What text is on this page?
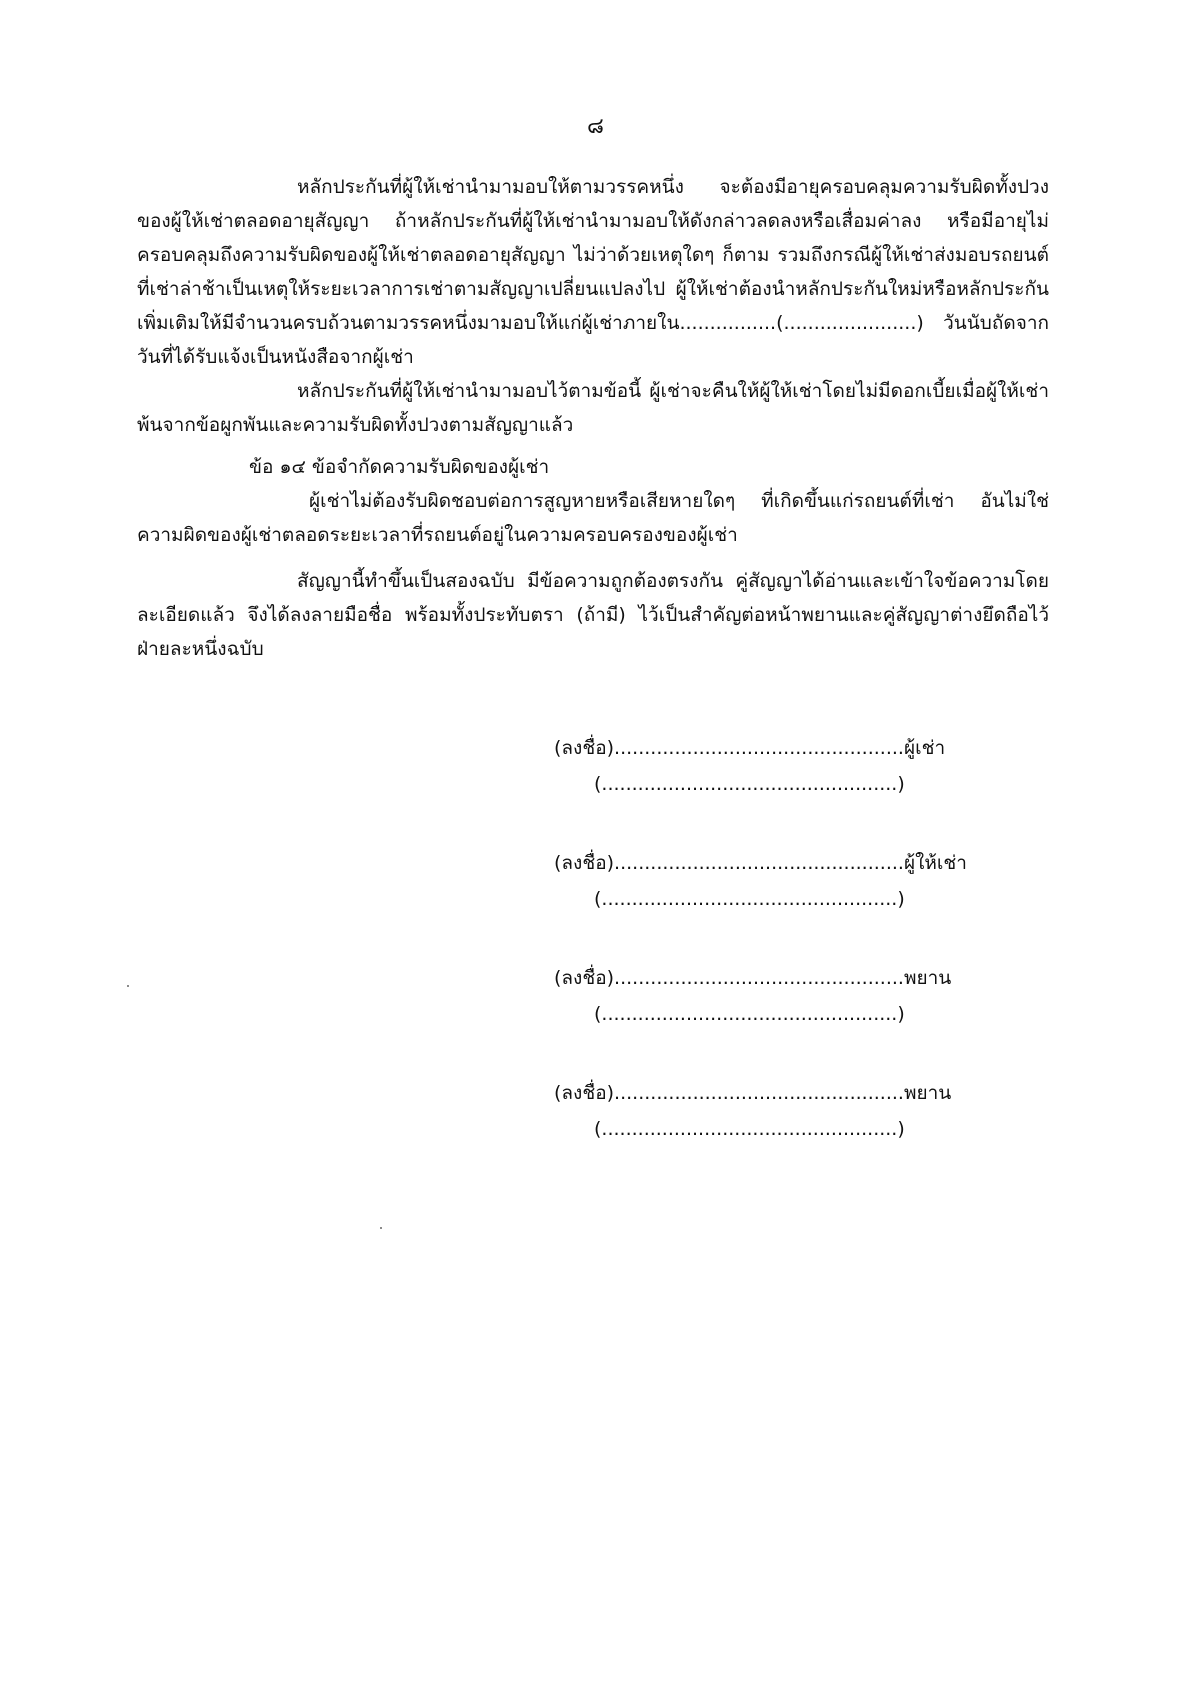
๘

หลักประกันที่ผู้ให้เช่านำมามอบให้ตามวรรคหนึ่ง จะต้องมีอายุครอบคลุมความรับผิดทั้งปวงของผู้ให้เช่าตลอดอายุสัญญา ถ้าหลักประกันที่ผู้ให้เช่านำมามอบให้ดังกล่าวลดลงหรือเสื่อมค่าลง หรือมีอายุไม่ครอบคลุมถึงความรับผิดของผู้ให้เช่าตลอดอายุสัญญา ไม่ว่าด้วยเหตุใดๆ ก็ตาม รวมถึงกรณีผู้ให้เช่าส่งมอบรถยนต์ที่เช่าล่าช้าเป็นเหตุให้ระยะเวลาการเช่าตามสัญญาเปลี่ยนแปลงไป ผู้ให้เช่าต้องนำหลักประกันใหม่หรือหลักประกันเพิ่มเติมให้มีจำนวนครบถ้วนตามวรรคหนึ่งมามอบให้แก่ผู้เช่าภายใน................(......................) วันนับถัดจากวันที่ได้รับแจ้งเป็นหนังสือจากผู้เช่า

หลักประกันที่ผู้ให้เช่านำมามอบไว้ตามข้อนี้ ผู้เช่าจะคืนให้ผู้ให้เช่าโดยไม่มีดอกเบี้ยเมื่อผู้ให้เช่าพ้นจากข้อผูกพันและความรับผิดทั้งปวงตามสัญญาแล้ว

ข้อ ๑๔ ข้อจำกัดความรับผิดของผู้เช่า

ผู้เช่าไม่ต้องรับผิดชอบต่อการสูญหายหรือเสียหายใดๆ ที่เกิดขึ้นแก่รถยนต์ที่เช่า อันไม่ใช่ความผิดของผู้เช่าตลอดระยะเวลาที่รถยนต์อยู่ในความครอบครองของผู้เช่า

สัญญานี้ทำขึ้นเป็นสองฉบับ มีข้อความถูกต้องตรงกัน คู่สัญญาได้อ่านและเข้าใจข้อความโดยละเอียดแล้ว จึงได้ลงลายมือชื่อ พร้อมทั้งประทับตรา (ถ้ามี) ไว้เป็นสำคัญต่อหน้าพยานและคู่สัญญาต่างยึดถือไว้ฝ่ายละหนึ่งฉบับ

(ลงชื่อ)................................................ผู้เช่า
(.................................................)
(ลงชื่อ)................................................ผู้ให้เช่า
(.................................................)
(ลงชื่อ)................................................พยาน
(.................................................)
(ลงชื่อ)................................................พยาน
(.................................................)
----
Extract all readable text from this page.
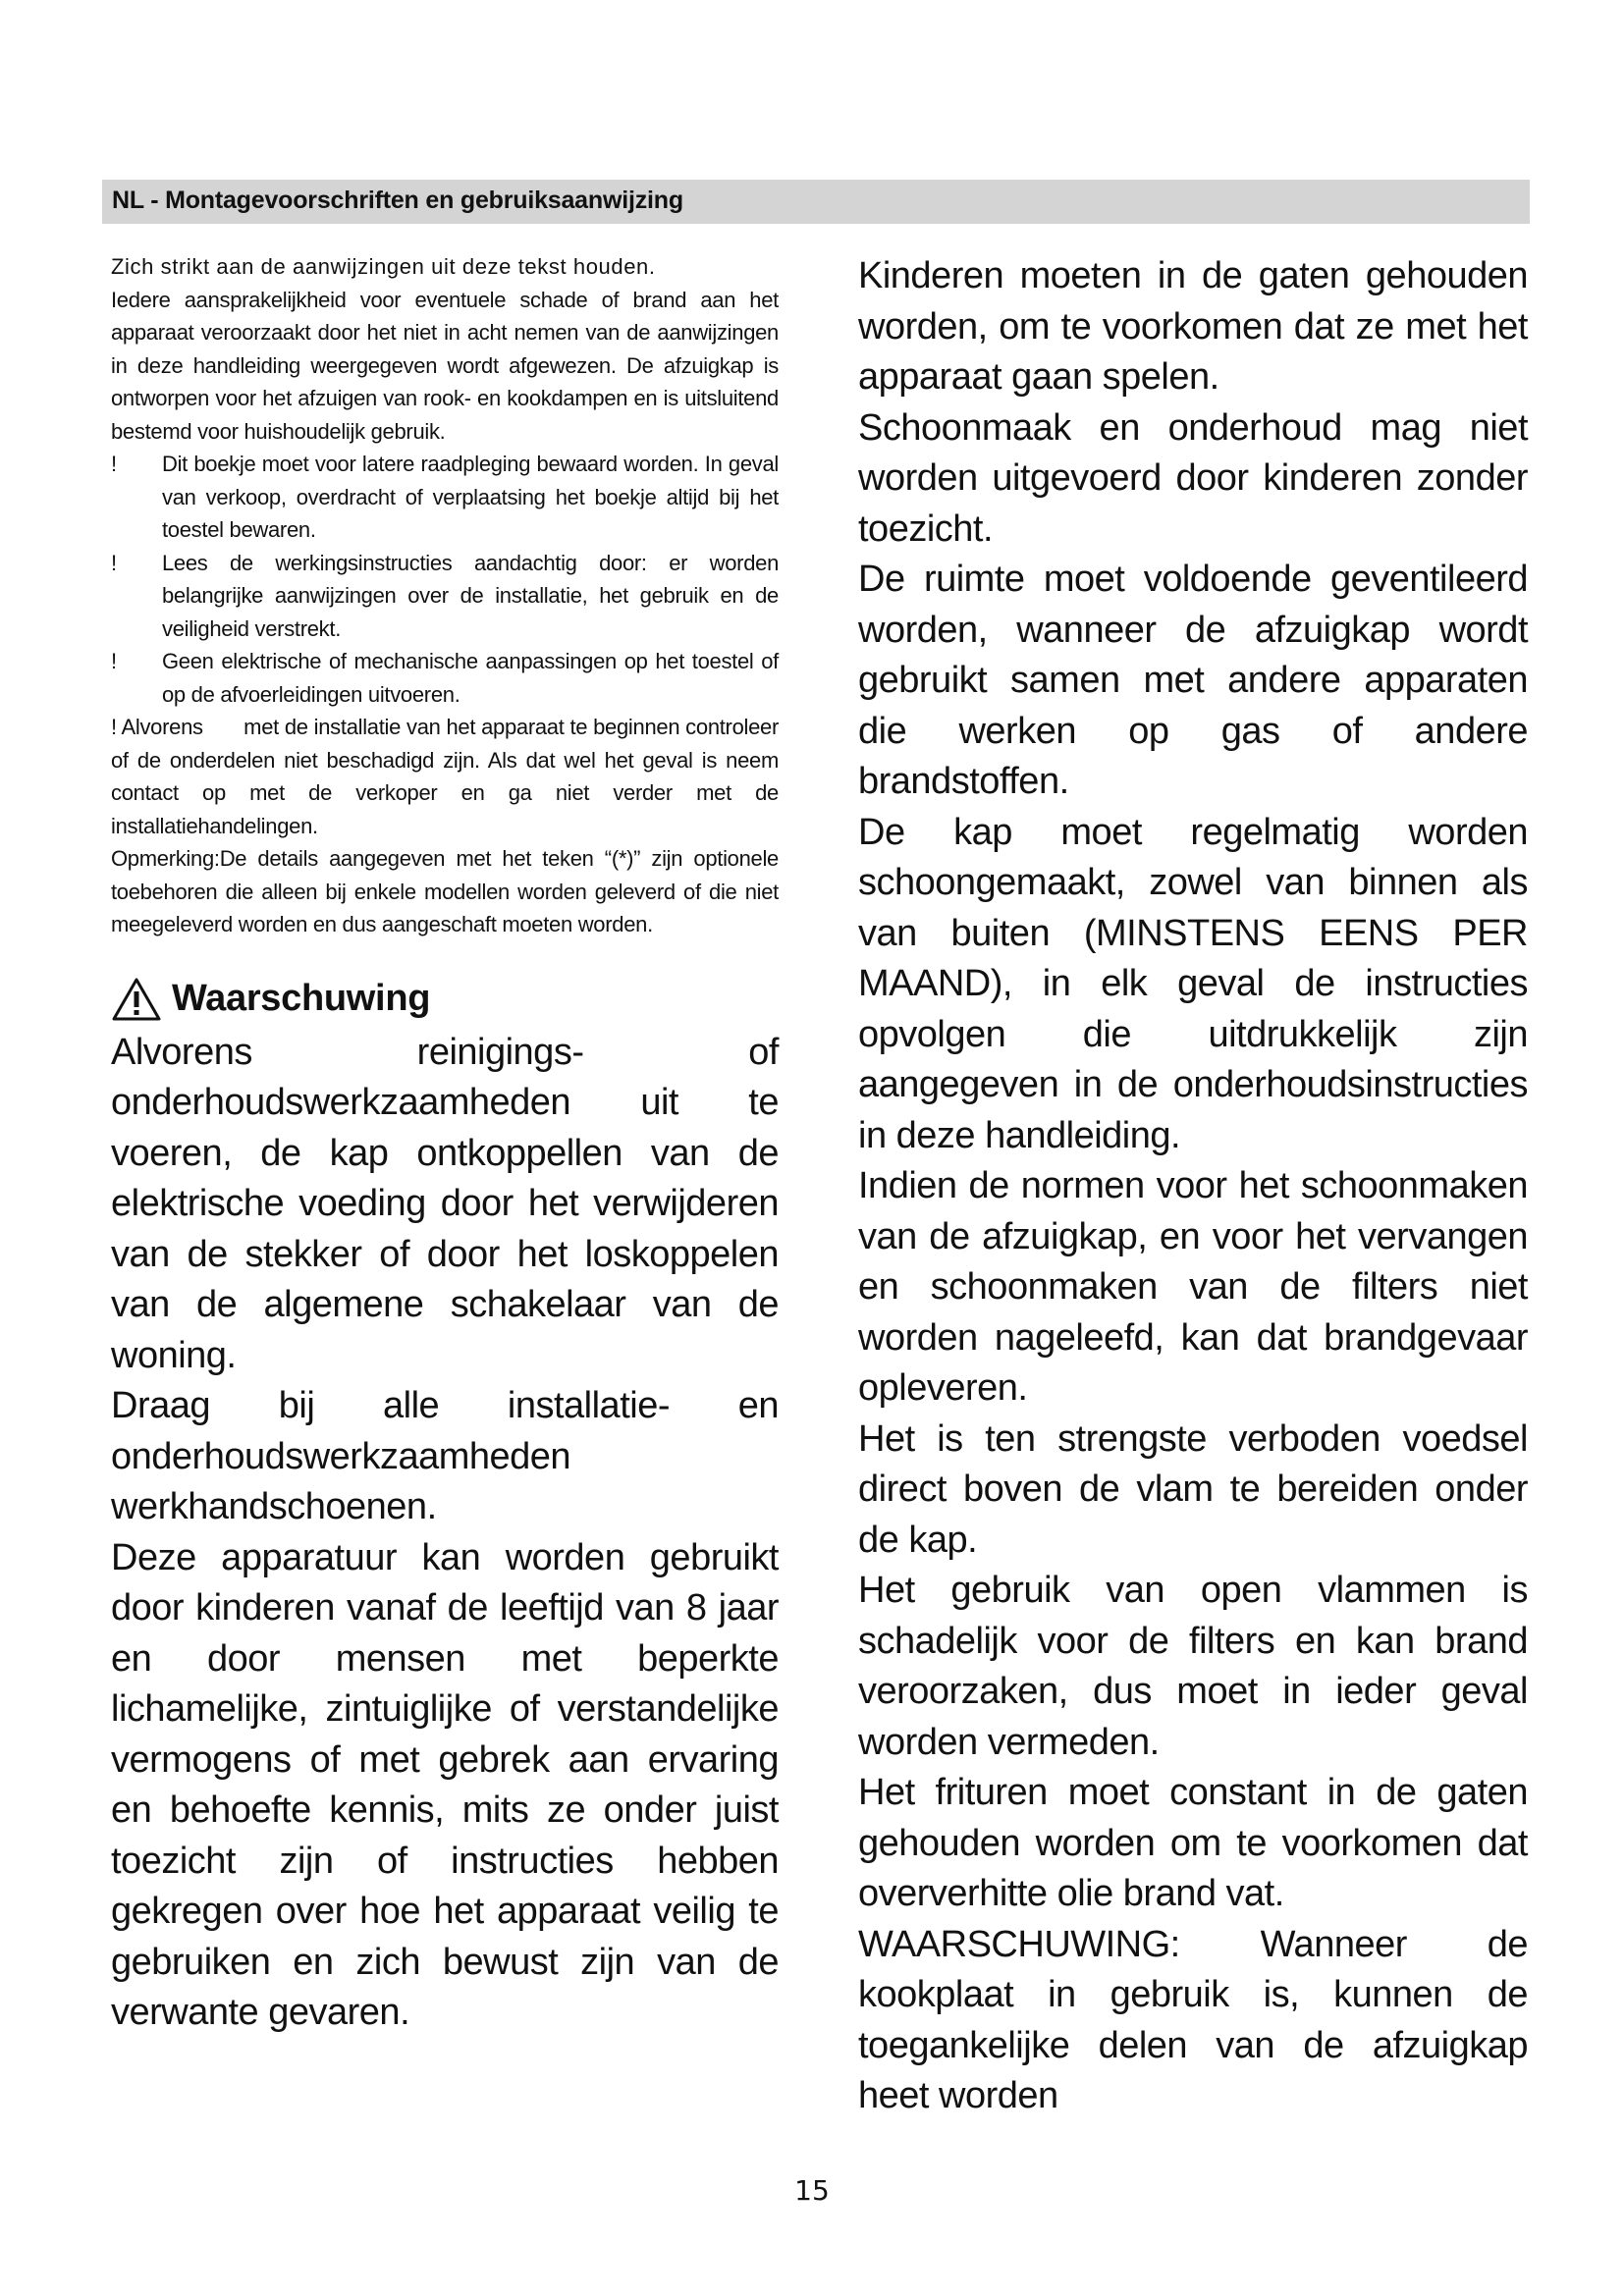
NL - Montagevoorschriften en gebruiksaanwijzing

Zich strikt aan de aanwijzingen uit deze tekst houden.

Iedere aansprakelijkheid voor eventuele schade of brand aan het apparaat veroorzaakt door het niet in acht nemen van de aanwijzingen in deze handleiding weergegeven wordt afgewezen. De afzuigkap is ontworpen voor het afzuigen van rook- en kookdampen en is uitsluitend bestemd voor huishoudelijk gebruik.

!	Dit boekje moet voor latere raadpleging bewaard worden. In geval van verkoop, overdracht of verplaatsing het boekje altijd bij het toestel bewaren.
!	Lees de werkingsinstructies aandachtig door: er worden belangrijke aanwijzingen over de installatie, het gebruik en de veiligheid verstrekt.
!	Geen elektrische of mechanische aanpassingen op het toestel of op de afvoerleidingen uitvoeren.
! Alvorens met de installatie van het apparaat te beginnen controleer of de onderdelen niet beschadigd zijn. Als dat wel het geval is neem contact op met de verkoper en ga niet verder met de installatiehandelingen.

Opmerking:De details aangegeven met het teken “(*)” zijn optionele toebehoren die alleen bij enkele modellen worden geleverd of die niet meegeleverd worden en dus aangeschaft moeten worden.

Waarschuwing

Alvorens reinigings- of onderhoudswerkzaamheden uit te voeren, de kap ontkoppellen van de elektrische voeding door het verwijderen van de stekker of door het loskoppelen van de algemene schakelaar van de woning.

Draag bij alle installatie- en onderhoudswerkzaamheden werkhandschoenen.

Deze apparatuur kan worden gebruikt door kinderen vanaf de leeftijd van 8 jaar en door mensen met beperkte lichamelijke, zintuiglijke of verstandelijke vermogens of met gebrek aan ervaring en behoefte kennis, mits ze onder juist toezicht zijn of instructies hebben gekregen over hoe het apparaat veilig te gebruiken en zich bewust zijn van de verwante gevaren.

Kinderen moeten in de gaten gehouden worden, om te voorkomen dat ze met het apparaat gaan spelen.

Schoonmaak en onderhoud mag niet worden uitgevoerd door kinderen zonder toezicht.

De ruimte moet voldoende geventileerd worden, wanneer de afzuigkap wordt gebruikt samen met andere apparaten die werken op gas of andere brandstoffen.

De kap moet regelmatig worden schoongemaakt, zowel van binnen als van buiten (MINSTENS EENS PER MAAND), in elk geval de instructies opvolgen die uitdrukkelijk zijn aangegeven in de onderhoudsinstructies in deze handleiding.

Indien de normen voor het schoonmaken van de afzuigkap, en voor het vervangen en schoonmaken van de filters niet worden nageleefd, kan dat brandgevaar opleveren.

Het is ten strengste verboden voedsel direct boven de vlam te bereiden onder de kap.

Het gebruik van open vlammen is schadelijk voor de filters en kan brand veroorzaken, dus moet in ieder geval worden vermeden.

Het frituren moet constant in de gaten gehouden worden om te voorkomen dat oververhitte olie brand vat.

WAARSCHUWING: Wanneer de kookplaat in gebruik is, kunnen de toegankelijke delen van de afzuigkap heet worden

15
----
WHAT YOU WILL DO - Only the number is wanted: how many lines contain the string "this"?

EXERCISE ANSWER - 2